Written request: Pictures stay out; everything else in the records below is copied exactly.

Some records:
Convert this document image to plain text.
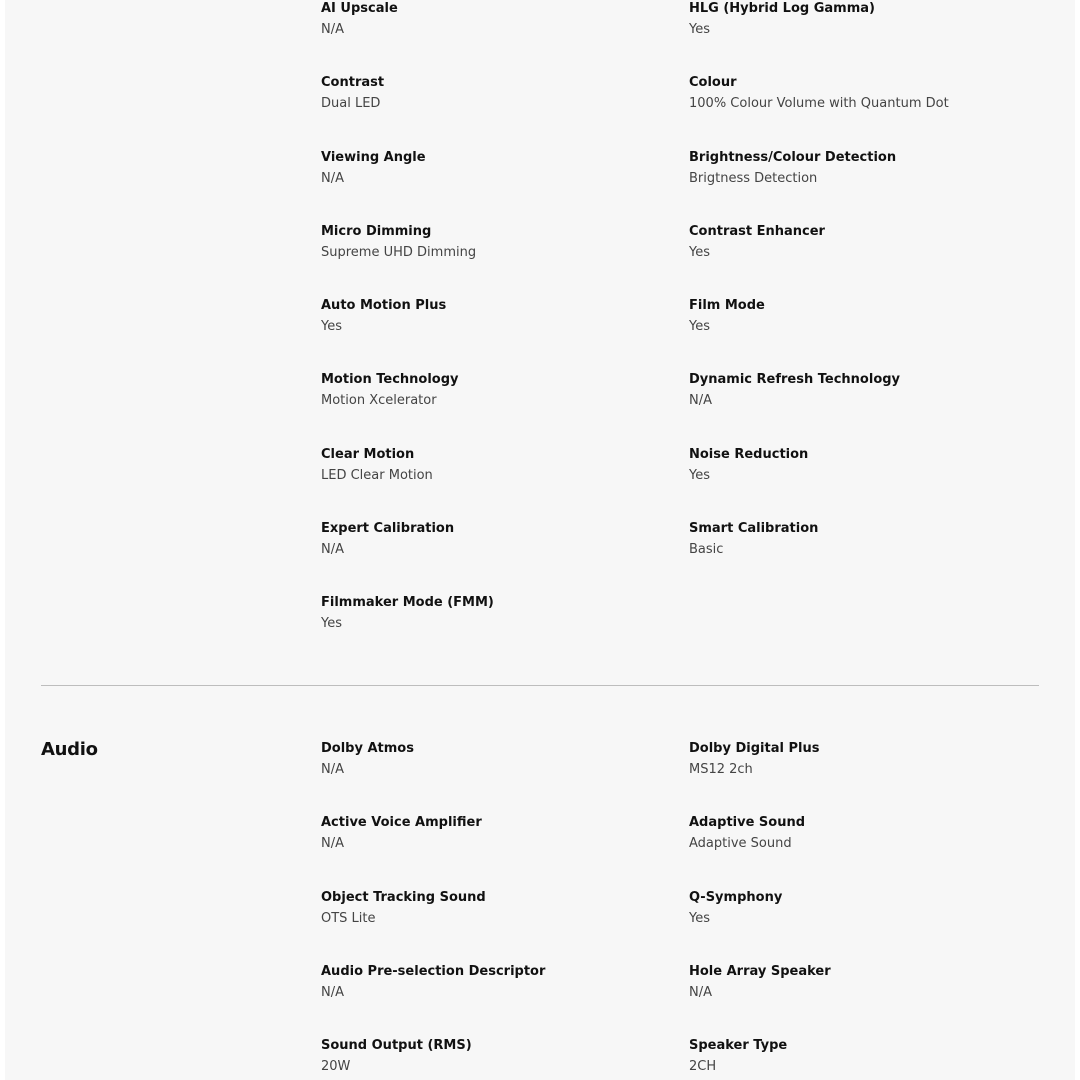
AI Upscale
N/A
HLG (Hybrid Log Gamma)
Yes
Contrast
Dual LED
Colour
100% Colour Volume with Quantum Dot
Viewing Angle
N/A
Brightness/Colour Detection
Brigtness Detection
Micro Dimming
Supreme UHD Dimming
Contrast Enhancer
Yes
Auto Motion Plus
Yes
Film Mode
Yes
Motion Technology
Motion Xcelerator
Dynamic Refresh Technology
N/A
Clear Motion
LED Clear Motion
Noise Reduction
Yes
Expert Calibration
N/A
Smart Calibration
Basic
Filmmaker Mode (FMM)
Yes
Audio	Dolby Atmos
N/A
Dolby Digital Plus
MS12 2ch
Active Voice Amplifier
N/A
Adaptive Sound
Adaptive Sound
Object Tracking Sound
OTS Lite
Q-Symphony
Yes
Audio Pre-selection Descriptor
N/A
Hole Array Speaker
N/A
Sound Output (RMS)
20W
Speaker Type
2CH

Result of this exercise:
Convert this document image to plain text.
AI Upscale
N/A
HLG (Hybrid Log Gamma)
Yes
Contrast
Dual LED
Colour
100% Colour Volume with Quantum Dot
Viewing Angle
N/A
Brightness/Colour Detection
Brigtness Detection
Micro Dimming
Supreme UHD Dimming
Contrast Enhancer
Yes
Auto Motion Plus
Yes
Film Mode
Yes
Motion Technology
Motion Xcelerator
Dynamic Refresh Technology
N/A
Clear Motion
LED Clear Motion
Noise Reduction
Yes
Expert Calibration
N/A
Smart Calibration
Basic
Filmmaker Mode (FMM)
Yes
Audio	Dolby Atmos
N/A
Dolby Digital Plus
MS12 2ch
Active Voice Amplifier
N/A
Adaptive Sound
Adaptive Sound
Object Tracking Sound
OTS Lite
Q-Symphony
Yes
Audio Pre-selection Descriptor
N/A
Hole Array Speaker
N/A
Sound Output (RMS)
20W
Speaker Type
2CH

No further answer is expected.